Return the whole listing, keeping every character the same.

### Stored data
====
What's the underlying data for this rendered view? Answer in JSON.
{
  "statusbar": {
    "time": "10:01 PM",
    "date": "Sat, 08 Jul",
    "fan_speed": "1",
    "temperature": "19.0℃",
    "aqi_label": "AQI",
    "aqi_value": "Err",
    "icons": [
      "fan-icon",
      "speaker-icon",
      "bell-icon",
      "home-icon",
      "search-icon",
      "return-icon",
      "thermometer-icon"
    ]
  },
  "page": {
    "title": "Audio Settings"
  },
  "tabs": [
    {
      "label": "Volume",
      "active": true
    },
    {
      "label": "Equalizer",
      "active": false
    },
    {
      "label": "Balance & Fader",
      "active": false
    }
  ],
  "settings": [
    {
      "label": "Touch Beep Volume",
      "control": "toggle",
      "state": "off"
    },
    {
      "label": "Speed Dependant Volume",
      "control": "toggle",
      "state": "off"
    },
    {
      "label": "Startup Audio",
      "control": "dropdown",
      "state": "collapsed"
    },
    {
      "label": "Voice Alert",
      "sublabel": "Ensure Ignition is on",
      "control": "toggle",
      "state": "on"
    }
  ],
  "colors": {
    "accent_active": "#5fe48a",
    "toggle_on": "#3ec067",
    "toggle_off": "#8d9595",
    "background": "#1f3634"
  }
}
====
### TASK ANSWER
What's the underlying data for this rendered view? Answer in JSON.
{
  "statusbar": {
    "time": "10:01 PM",
    "date": "Sat, 08 Jul",
    "fan_speed": "1",
    "temperature": "19.0℃",
    "aqi_label": "AQI",
    "aqi_value": "Err",
    "icons": [
      "fan-icon",
      "speaker-icon",
      "bell-icon",
      "home-icon",
      "search-icon",
      "return-icon",
      "thermometer-icon"
    ]
  },
  "page": {
    "title": "Audio Settings"
  },
  "tabs": [
    {
      "label": "Volume",
      "active": true
    },
    {
      "label": "Equalizer",
      "active": false
    },
    {
      "label": "Balance & Fader",
      "active": false
    }
  ],
  "settings": [
    {
      "label": "Touch Beep Volume",
      "control": "toggle",
      "state": "off"
    },
    {
      "label": "Speed Dependant Volume",
      "control": "toggle",
      "state": "off"
    },
    {
      "label": "Startup Audio",
      "control": "dropdown",
      "state": "collapsed"
    },
    {
      "label": "Voice Alert",
      "sublabel": "Ensure Ignition is on",
      "control": "toggle",
      "state": "on"
    }
  ],
  "colors": {
    "accent_active": "#5fe48a",
    "toggle_on": "#3ec067",
    "toggle_off": "#8d9595",
    "background": "#1f3634"
  }
}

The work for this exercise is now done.